Exercise inputs:

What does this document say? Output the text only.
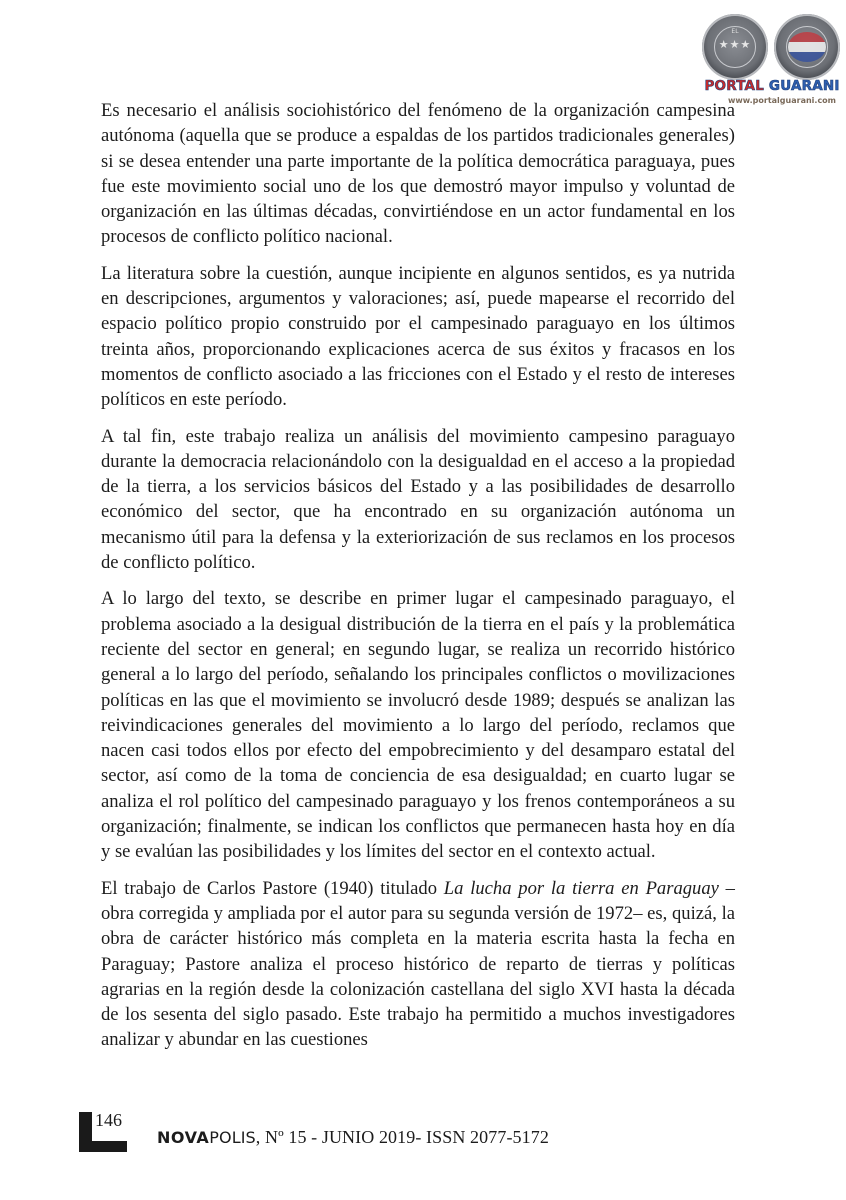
EL
★★★
PORTAL GUARANI
www.portalguarani.com

Es necesario el análisis sociohistórico del fenómeno de la organización campesina autónoma (aquella que se produce a espaldas de los partidos tradicionales generales) si se desea entender una parte importante de la política democrática paraguaya, pues fue este movimiento social uno de los que demostró mayor impulso y voluntad de organización en las últimas décadas, convirtiéndose en un actor fundamental en los procesos de conflicto político nacional.

La literatura sobre la cuestión, aunque incipiente en algunos sentidos, es ya nutrida en descripciones, argumentos y valoraciones; así, puede mapearse el recorrido del espacio político propio construido por el campesinado paraguayo en los últimos treinta años, proporcionando explicaciones acerca de sus éxitos y fracasos en los momentos de conflicto asociado a las fricciones con el Estado y el resto de intereses políticos en este período.

A tal fin, este trabajo realiza un análisis del movimiento campesino paraguayo durante la democracia relacionándolo con la desigualdad en el acceso a la propiedad de la tierra, a los servicios básicos del Estado y a las posibilidades de desarrollo económico del sector, que ha encontrado en su organización autónoma un mecanismo útil para la defensa y la exteriorización de sus reclamos en los procesos de conflicto político.

A lo largo del texto, se describe en primer lugar el campesinado paraguayo, el problema asociado a la desigual distribución de la tierra en el país y la problemática reciente del sector en general; en segundo lugar, se realiza un recorrido histórico general a lo largo del período, señalando los principales conflictos o movilizaciones políticas en las que el movimiento se involucró desde 1989; después se analizan las reivindicaciones generales del movimiento a lo largo del período, reclamos que nacen casi todos ellos por efecto del empobrecimiento y del desamparo estatal del sector, así como de la toma de conciencia de esa desigualdad; en cuarto lugar se analiza el rol político del campesinado paraguayo y los frenos contemporáneos a su organización; finalmente, se indican los conflictos que permanecen hasta hoy en día y se evalúan las posibilidades y los límites del sector en el contexto actual.

El trabajo de Carlos Pastore (1940) titulado La lucha por la tierra en Paraguay –obra corregida y ampliada por el autor para su segunda versión de 1972– es, quizá, la obra de carácter histórico más completa en la materia escrita hasta la fecha en Paraguay; Pastore analiza el proceso histórico de reparto de tierras y políticas agrarias en la región desde la colonización castellana del siglo XVI hasta la década de los sesenta del siglo pasado. Este trabajo ha permitido a muchos investigadores analizar y abundar en las cuestiones

146
NOVAPOLIS, Nº 15 - JUNIO 2019- ISSN 2077-5172
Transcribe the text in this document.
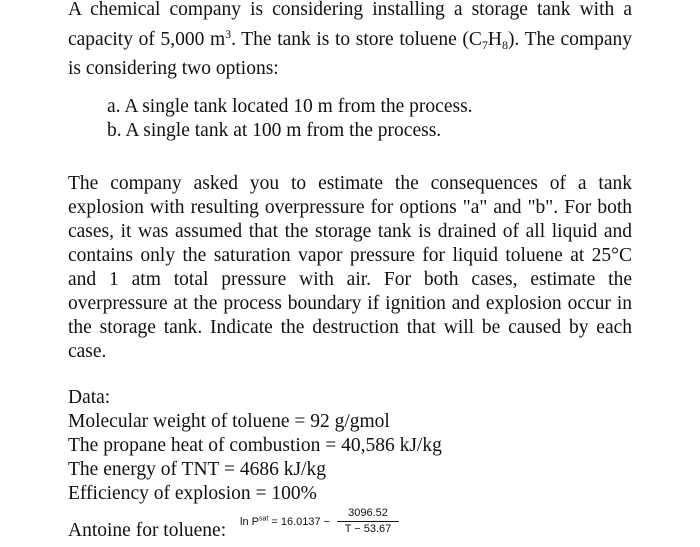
A chemical company is considering installing a storage tank with a capacity of 5,000 $m^3$. The tank is to store toluene $(C_7H_8)$. The company is considering two options:

a. A single tank located 10 m from the process.

b. A single tank at 100 m from the process.

The company asked you to estimate the consequences of a tank explosion with resulting overpressure for options "a" and "b". For both cases, it was assumed that the storage tank is drained of all liquid and contains only the saturation vapor pressure for liquid toluene at 25°C and 1 atm total pressure with air. For both cases, estimate the overpressure at the process boundary if ignition and explosion occur in the storage tank. Indicate the destruction that will be caused by each case.

Data:

Molecular weight of toluene = 92 g/gmol

The propane heat of combustion = 40,586 kJ/kg

The energy of TNT = 4686 kJ/kg

Efficiency of explosion = 100%

Antoine for toluene: $\ln P^{sat} = 16.0137$ −
3096.52
T − 53.67
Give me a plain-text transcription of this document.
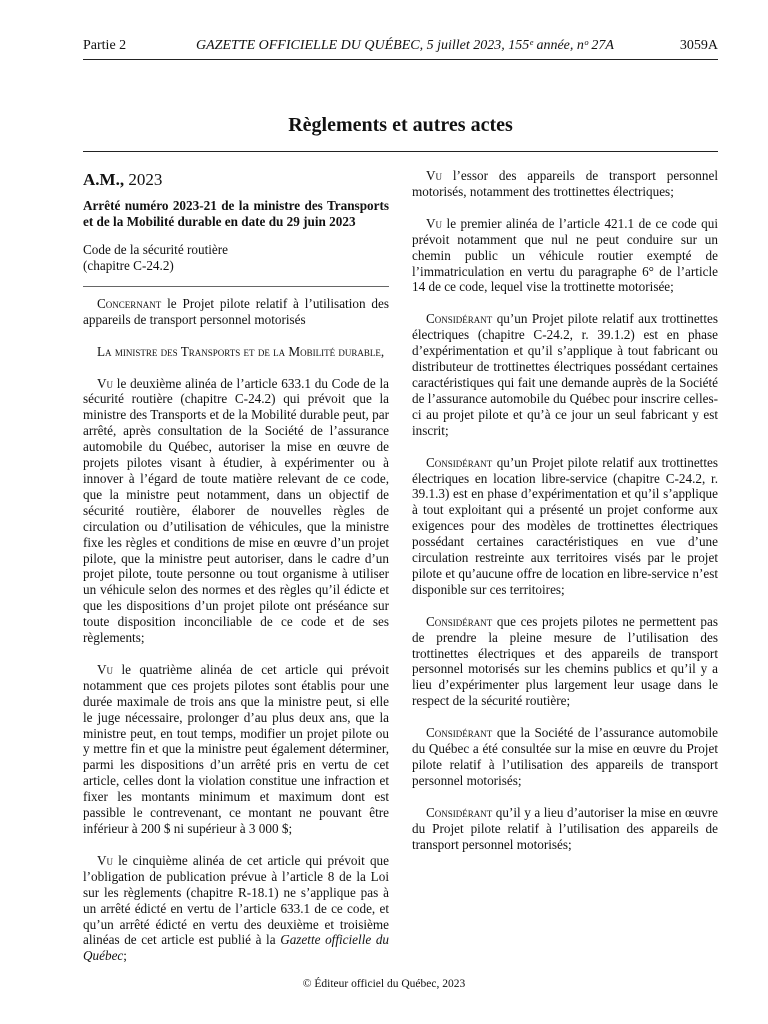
Partie 2	GAZETTE OFFICIELLE DU QUÉBEC, 5 juillet 2023, 155ᵉ année, nᵒ 27A	3059A
Règlements et autres actes
A.M., 2023
Arrêté numéro 2023-21 de la ministre des Transports et de la Mobilité durable en date du 29 juin 2023
Code de la sécurité routière
(chapitre C-24.2)

Concernant le Projet pilote relatif à l’utilisation des appareils de transport personnel motorisés

La ministre des Transports et de la Mobilité durable,

Vu le deuxième alinéa de l’article 633.1 du Code de la sécurité routière (chapitre C-24.2) qui prévoit que la ministre des Transports et de la Mobilité durable peut, par arrêté, après consultation de la Société de l’assurance automobile du Québec, autoriser la mise en œuvre de projets pilotes visant à étudier, à expérimenter ou à innover à l’égard de toute matière relevant de ce code, que la ministre peut notamment, dans un objectif de sécurité routière, élaborer de nouvelles règles de circulation ou d’utilisation de véhicules, que la ministre fixe les règles et conditions de mise en œuvre d’un projet pilote, que la ministre peut autoriser, dans le cadre d’un projet pilote, toute personne ou tout organisme à utiliser un véhicule selon des normes et des règles qu’il édicte et que les dispositions d’un projet pilote ont préséance sur toute disposition inconciliable de ce code et de ses règlements;

Vu le quatrième alinéa de cet article qui prévoit notamment que ces projets pilotes sont établis pour une durée maximale de trois ans que la ministre peut, si elle le juge nécessaire, prolonger d’au plus deux ans, que la ministre peut, en tout temps, modifier un projet pilote ou y mettre fin et que la ministre peut également déterminer, parmi les dispositions d’un arrêté pris en vertu de cet article, celles dont la violation constitue une infraction et fixer les montants minimum et maximum dont est passible le contrevenant, ce montant ne pouvant être inférieur à 200 $ ni supérieur à 3 000 $;

Vu le cinquième alinéa de cet article qui prévoit que l’obligation de publication prévue à l’article 8 de la Loi sur les règlements (chapitre R-18.1) ne s’applique pas à un arrêté édicté en vertu de l’article 633.1 de ce code, et qu’un arrêté édicté en vertu des deuxième et troisième alinéas de cet article est publié à la Gazette officielle du Québec;

Vu l’essor des appareils de transport personnel motorisés, notamment des trottinettes électriques;

Vu le premier alinéa de l’article 421.1 de ce code qui prévoit notamment que nul ne peut conduire sur un chemin public un véhicule routier exempté de l’immatriculation en vertu du paragraphe 6° de l’article 14 de ce code, lequel vise la trottinette motorisée;

Considérant qu’un Projet pilote relatif aux trottinettes électriques (chapitre C-24.2, r. 39.1.2) est en phase d’expérimentation et qu’il s’applique à tout fabricant ou distributeur de trottinettes électriques possédant certaines caractéristiques qui fait une demande auprès de la Société de l’assurance automobile du Québec pour inscrire celles-ci au projet pilote et qu’à ce jour un seul fabricant y est inscrit;

Considérant qu’un Projet pilote relatif aux trottinettes électriques en location libre-service (chapitre C-24.2, r. 39.1.3) est en phase d’expérimentation et qu’il s’applique à tout exploitant qui a présenté un projet conforme aux exigences pour des modèles de trottinettes électriques possédant certaines caractéristiques en vue d’une circulation restreinte aux territoires visés par le projet pilote et qu’aucune offre de location en libre-service n’est disponible sur ces territoires;

Considérant que ces projets pilotes ne permettent pas de prendre la pleine mesure de l’utilisation des trottinettes électriques et des appareils de transport personnel motorisés sur les chemins publics et qu’il y a lieu d’expérimenter plus largement leur usage dans le respect de la sécurité routière;

Considérant que la Société de l’assurance automobile du Québec a été consultée sur la mise en œuvre du Projet pilote relatif à l’utilisation des appareils de transport personnel motorisés;

Considérant qu’il y a lieu d’autoriser la mise en œuvre du Projet pilote relatif à l’utilisation des appareils de transport personnel motorisés;

© Éditeur officiel du Québec, 2023
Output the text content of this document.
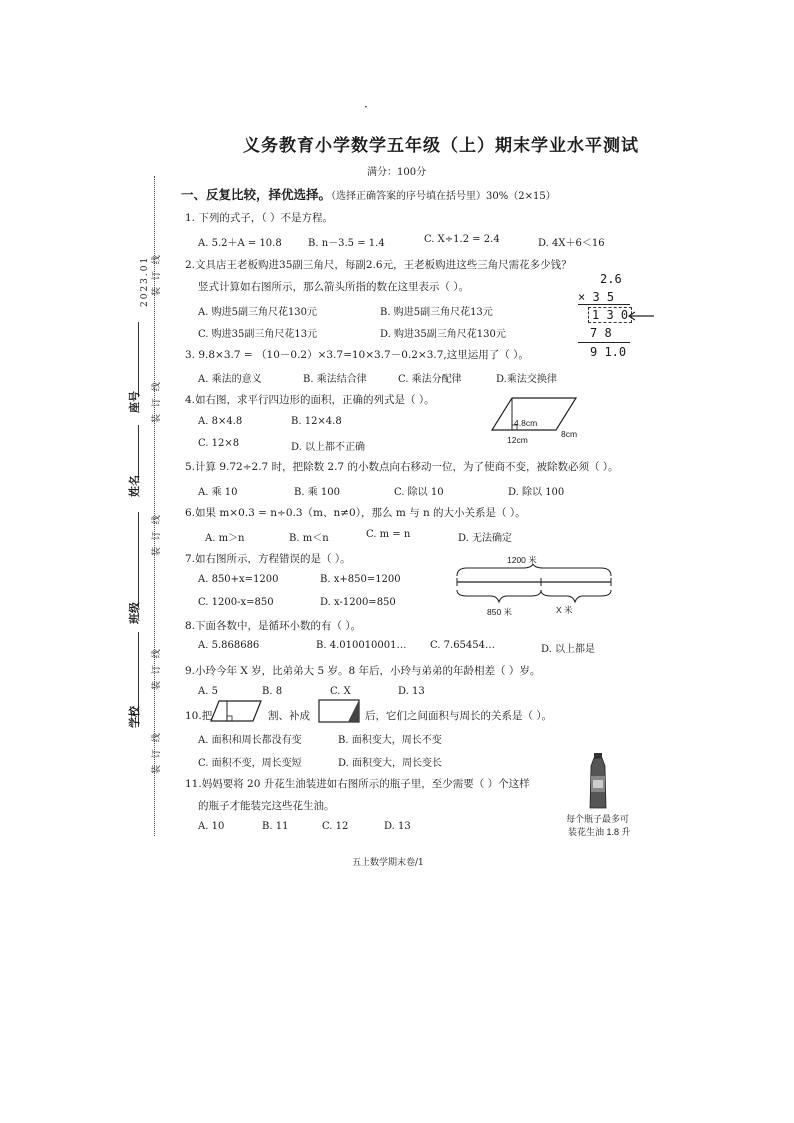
·
义务教育小学数学五年级（上）期末学业水平测试
满分：100分
2023.01 装 订 线
座号	装 订 线
姓名
装 订 线
班级
装 订 线
学校
装 订 线
一、反复比较，择优选择。（选择正确答案的序号填在括号里）30%（2×15）
1. 下列的式子，（ ）不是方程。
A. 5.2＋A = 10.8	B. n－3.5 = 1.4	C. X÷1.2 = 2.4	D. 4X＋6＜16
2.文具店王老板购进35副三角尺，每副2.6元，王老板购进这些三角尺需花多少钱？
竖式计算如右图所示，那么箭头所指的数在这里表示（ ）。
A. 购进5副三角尺花130元	B. 购进5副三角尺花13元
C. 购进35副三角尺花13元	D. 购进35副三角尺花130元
2.6
× 3 5
1 3 0
7 8
9 1.0
3. 9.8×3.7 = （10－0.2）×3.7=10×3.7－0.2×3.7,这里运用了（ ）。
A. 乘法的意义	B. 乘法结合律	C. 乘法分配律	D.乘法交换律
4.如右图，求平行四边形的面积，正确的列式是（ ）。
A. 8×4.8	B. 12×4.8
C. 12×8	D. 以上都不正确
4.8cm
8cm
12cm
5.计算 9.72÷2.7 时，把除数 2.7 的小数点向右移动一位，为了使商不变，被除数必须（ ）。
A. 乘 10	B. 乘 100	C. 除以 10	D. 除以 100
6.如果 m×0.3 = n÷0.3（m、n≠0），那么 m 与 n 的大小关系是（ ）。
A. m＞n	B. m＜n	C. m = n	D. 无法确定
7.如右图所示，方程错误的是（ ）。
A. 850+x=1200	B. x+850=1200
C. 1200-x=850	D. x-1200=850
1200 米
850 米	X 米
8.下面各数中，是循环小数的有（ ）。
A. 5.868686	B. 4.010010001… C. 7.65454…	D. 以上都是
9.小玲今年 X 岁，比弟弟大 5 岁。8 年后，小玲与弟弟的年龄相差（ ）岁。
A. 5	B. 8	C. X	D. 13
10.把	割、补成	后，它们之间面积与周长的关系是（ ）。
A. 面积和周长都没有变	B. 面积变大，周长不变
C. 面积不变，周长变短	D. 面积变大，周长变长
11.妈妈要将 20 升花生油装进如右图所示的瓶子里，至少需要（ ）个这样
的瓶子才能装完这些花生油。
A. 10	B. 11	C. 12	D. 13
每个瓶子最多可
装花生油 1.8 升
五上数学期末卷/1
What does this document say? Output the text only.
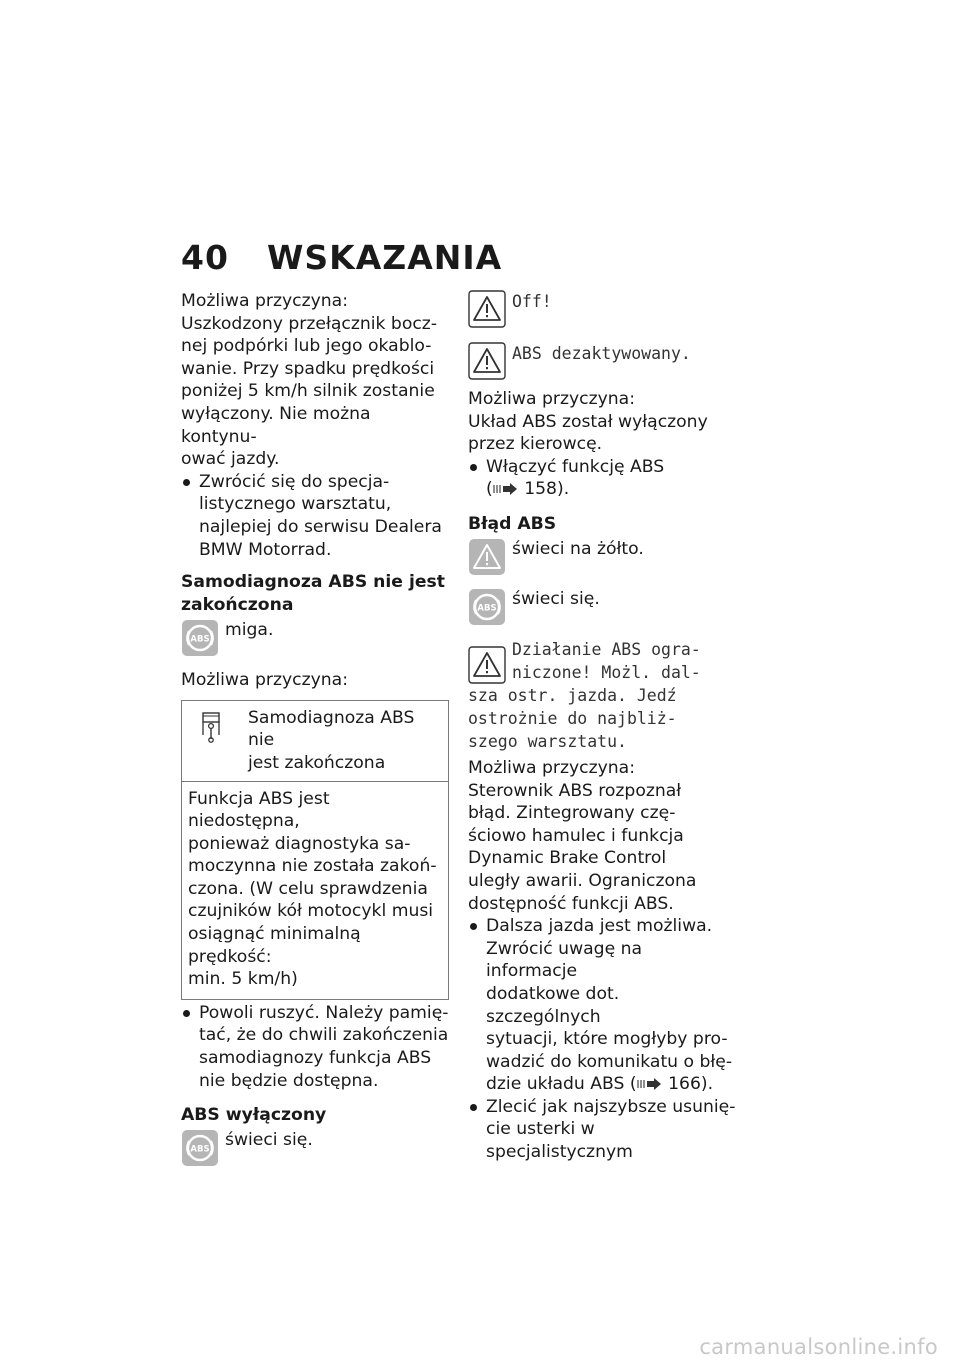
40 WSKAZANIA

Możliwa przyczyna:

Uszkodzony przełącznik bocz-
nej podpórki lub jego okablo-
wanie. Przy spadku prędkości
poniżej 5 km/h silnik zostanie
wyłączony. Nie można kontynu-
ować jazdy.
Zwrócić się do specja-
listycznego warsztatu,
najlepiej do serwisu Dealera
BMW Motorrad.
Samodiagnoza ABS nie jest
zakończona
miga.

Możliwa przyczyna:

Samodiagnoza ABS nie
jest zakończona
Funkcja ABS jest niedostępna,
ponieważ diagnostyka sa-
moczynna nie została zakoń-
czona. (W celu sprawdzenia
czujników kół motocykl musi
osiągnąć minimalną prędkość:
min. 5 km/h)
Powoli ruszyć. Należy pamię-
tać, że do chwili zakończenia
samodiagnozy funkcja ABS
nie będzie dostępna.
ABS wyłączony
świeci się.
Off!
ABS dezaktywowany.

Możliwa przyczyna:

Układ ABS został wyłączony
przez kierowcę.
Włączyć funkcję ABS
( 158).
Błąd ABS
świeci na żółto.
świeci się.
Działanie ABS ogra-
niczone! Możl. dal-
sza ostr. jazda. Jedź
ostrożnie do najbliż-
szego warsztatu.

Możliwa przyczyna:

Sterownik ABS rozpoznał
błąd. Zintegrowany czę-
ściowo hamulec i funkcja
Dynamic Brake Control
uległy awarii. Ograniczona
dostępność funkcji ABS.
Dalsza jazda jest możliwa.
Zwrócić uwagę na informacje
dodatkowe dot. szczególnych
sytuacji, które mogłyby pro-
wadzić do komunikatu o błę-
dzie układu ABS ( 166).
Zlecić jak najszybsze usunię-
cie usterki w specjalistycznym
carmanualsonline.info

What the task requires: Search the entries for the word "from" and copy every line that has it.

Exercise answer:
a. A single tank located 10 m from the process.
b. A single tank at 100 m from the process.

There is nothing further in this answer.